Start of Data provided

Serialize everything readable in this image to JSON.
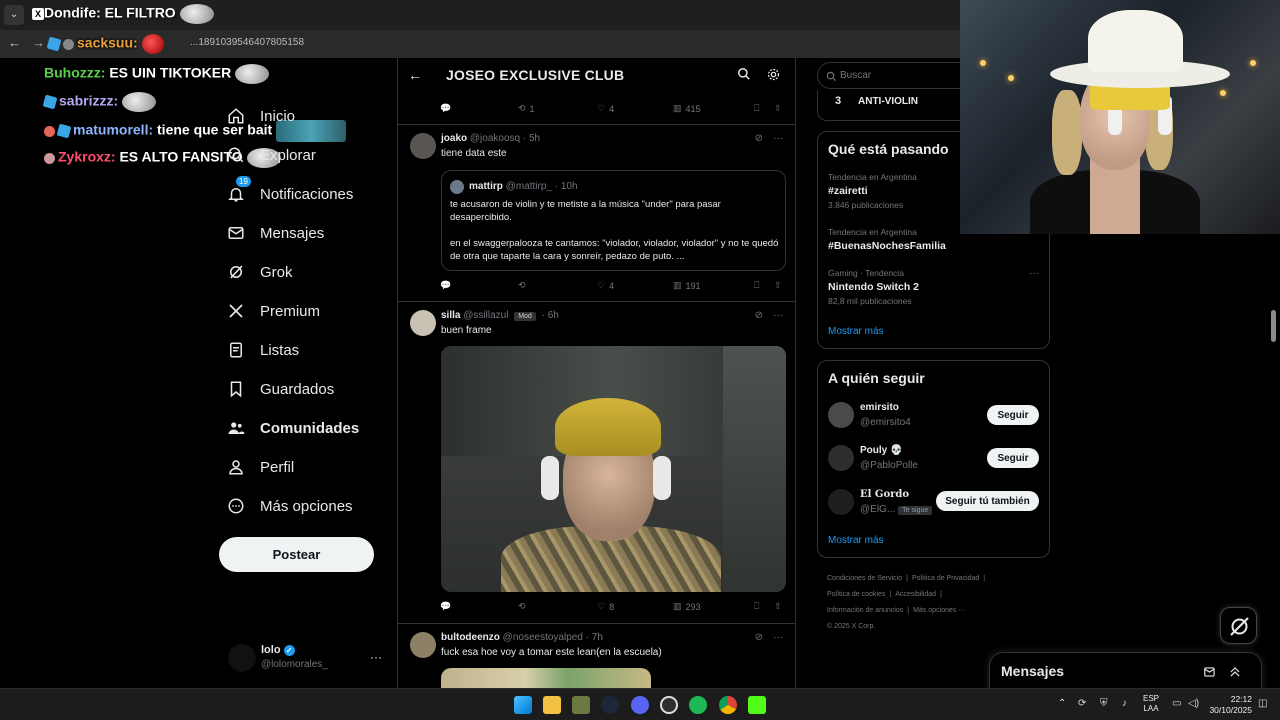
{
  "browser": {
    "tab_title": "Dondife: EL FILTRO",
    "tab_dropdown_glyph": "⌄",
    "x_glyph": "X",
    "url": "...1891039546407805158"
  },
  "chat_overlay": [
    {
      "user": "sacksuu:",
      "message": "",
      "user_color": "#e8a13a"
    },
    {
      "user": "Buhozzz:",
      "message": "ES UIN TIKTOKER",
      "user_color": "#58d04a"
    },
    {
      "user": "sabrizzz:",
      "message": "",
      "user_color": "#b7a8f0"
    },
    {
      "user": "matumorell:",
      "message": "tiene que ser bait",
      "user_color": "#8fb3ff"
    },
    {
      "user": "Zykroxz:",
      "message": "ES ALTO FANSITO",
      "user_color": "#ff4d6d"
    }
  ],
  "left_nav": {
    "items": [
      {
        "label": "Inicio",
        "icon": "home-icon"
      },
      {
        "label": "Explorar",
        "icon": "search-icon"
      },
      {
        "label": "Notificaciones",
        "icon": "bell-icon",
        "badge": "19"
      },
      {
        "label": "Mensajes",
        "icon": "mail-icon"
      },
      {
        "label": "Grok",
        "icon": "grok-icon"
      },
      {
        "label": "Premium",
        "icon": "x-logo-icon"
      },
      {
        "label": "Listas",
        "icon": "list-icon"
      },
      {
        "label": "Guardados",
        "icon": "bookmark-icon"
      },
      {
        "label": "Comunidades",
        "icon": "people-icon",
        "active": true
      },
      {
        "label": "Perfil",
        "icon": "person-icon"
      },
      {
        "label": "Más opciones",
        "icon": "more-circle-icon"
      }
    ],
    "post_button": "Postear",
    "account": {
      "name": "lolo",
      "handle": "@lolomorales_",
      "more": "···"
    }
  },
  "column": {
    "title": "JOSEO EXCLUSIVE CLUB",
    "back_glyph": "←"
  },
  "posts": [
    {
      "actions": {
        "replies": "",
        "reposts": "1",
        "likes": "4",
        "views": "415"
      }
    },
    {
      "name": "joako",
      "handle": "@joakoosq",
      "time": "· 5h",
      "text": "tiene data este",
      "quote": {
        "name": "mattirp",
        "handle": "@mattirp_",
        "time": "· 10h",
        "p1": "te acusaron de violin y te metiste a la música \"under\" para pasar desapercibido.",
        "p2": "en el swaggerpalooza te cantamos: \"violador, violador, violador\" y no te quedó de otra que taparte la cara y sonreír, pedazo de puto. ..."
      },
      "actions": {
        "replies": "",
        "reposts": "",
        "likes": "4",
        "views": "191"
      }
    },
    {
      "name": "silla",
      "handle": "@ssillazul",
      "badge": "Mod",
      "time": "· 6h",
      "text": "buen frame",
      "actions": {
        "replies": "",
        "reposts": "",
        "likes": "8",
        "views": "293"
      }
    },
    {
      "name": "bultodeenzo",
      "handle": "@noseestoyalped",
      "time": "· 7h",
      "text": "fuck esa hoe voy a tomar este lean(en la escuela)"
    }
  ],
  "right": {
    "search_placeholder": "Buscar",
    "top_item": {
      "rank": "3",
      "name": "ANTI-VIOLIN"
    },
    "trends_title": "Qué está pasando",
    "trends": [
      {
        "meta": "Tendencia en Argentina",
        "name": "#zairetti",
        "count": "3.846 publicaciones"
      },
      {
        "meta": "Tendencia en Argentina",
        "name": "#BuenasNochesFamilia",
        "count": ""
      },
      {
        "meta": "Gaming · Tendencia",
        "name": "Nintendo Switch 2",
        "count": "82,8 mil publicaciones"
      }
    ],
    "show_more": "Mostrar más",
    "follow_title": "A quién seguir",
    "follow": [
      {
        "name": "emirsito",
        "handle": "@emirsito4",
        "button": "Seguir"
      },
      {
        "name": "Pouly 💀",
        "handle": "@PabloPolle",
        "button": "Seguir"
      },
      {
        "name": "El Gordo",
        "handle": "@ElG...",
        "follows_you": "Te sigue",
        "button": "Seguir tú también"
      }
    ],
    "show_more_2": "Mostrar más",
    "footer": [
      "Condiciones de Servicio",
      "|",
      "Política de Privacidad",
      "|",
      "Política de cookies",
      "|",
      "Accesibilidad",
      "|",
      "Información de anuncios",
      "|",
      "Más opciones ···",
      "© 2025 X Corp."
    ]
  },
  "messages_drawer": {
    "title": "Mensajes"
  },
  "taskbar": {
    "lang_1": "ESP",
    "lang_2": "LAA",
    "time": "22:12",
    "date": "30/10/2025"
  },
  "colors": {
    "accent": "#1d9bf0",
    "background": "#000000",
    "text": "#e7e9ea",
    "muted": "#71767b",
    "border": "#2f3336"
  }
}
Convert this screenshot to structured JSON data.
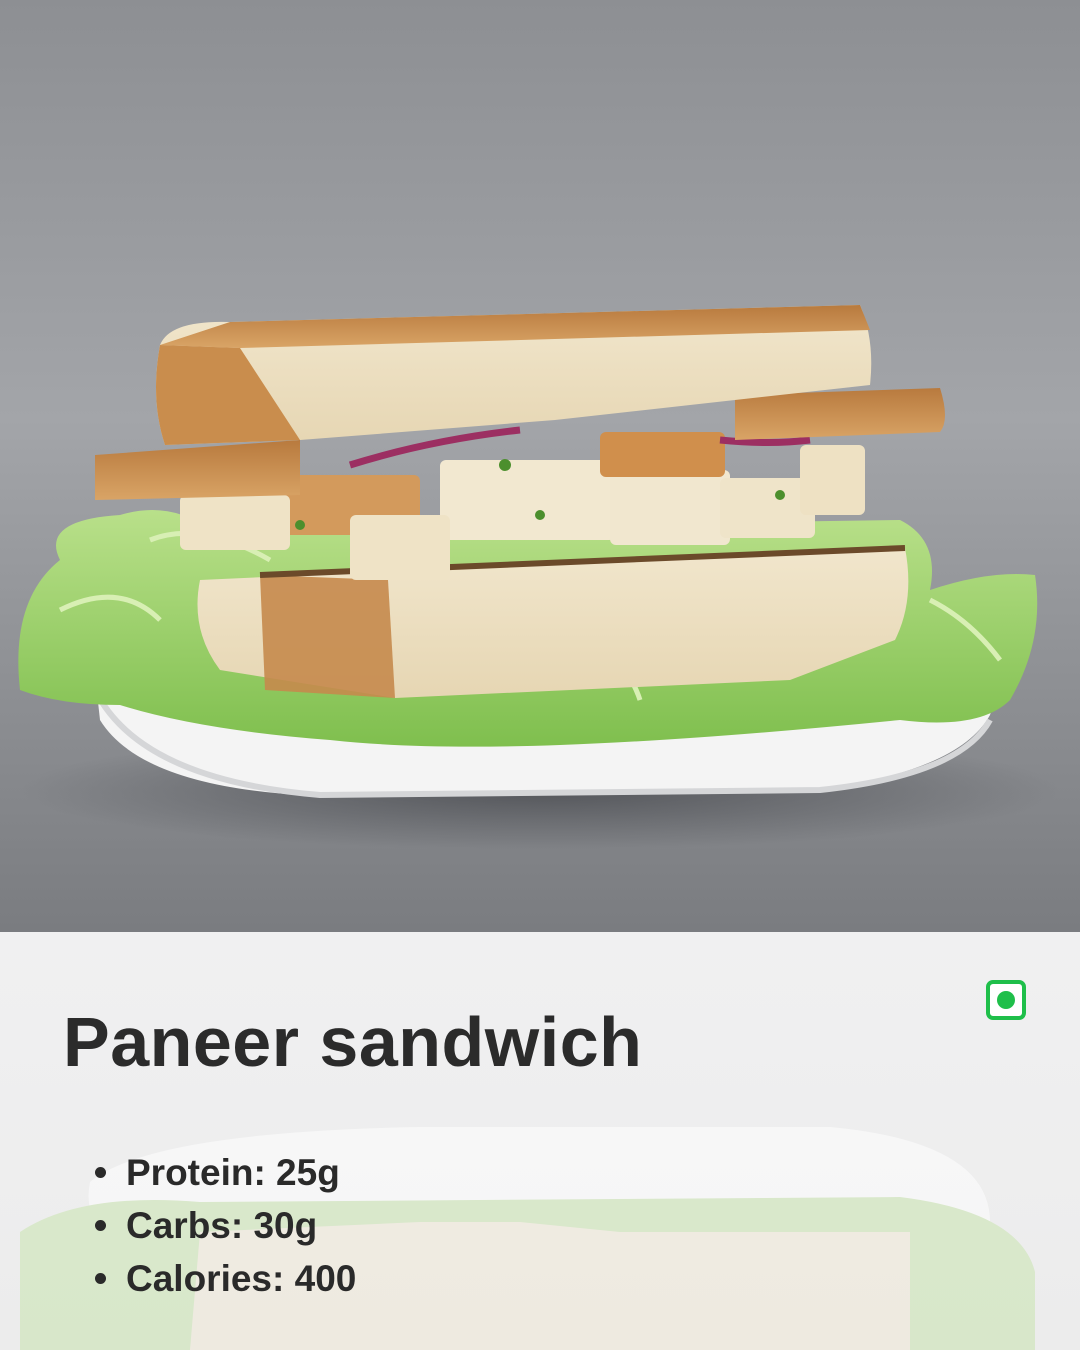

End of Data provided

**What you have to do**
If a line in the listing holds the word "time", copy it out.

**Reply to the task**
      "time": "· 5h",
        "time": "· 10h",
      "time": "· 6h",
      "time": "· 7h",
    "time": "22:12",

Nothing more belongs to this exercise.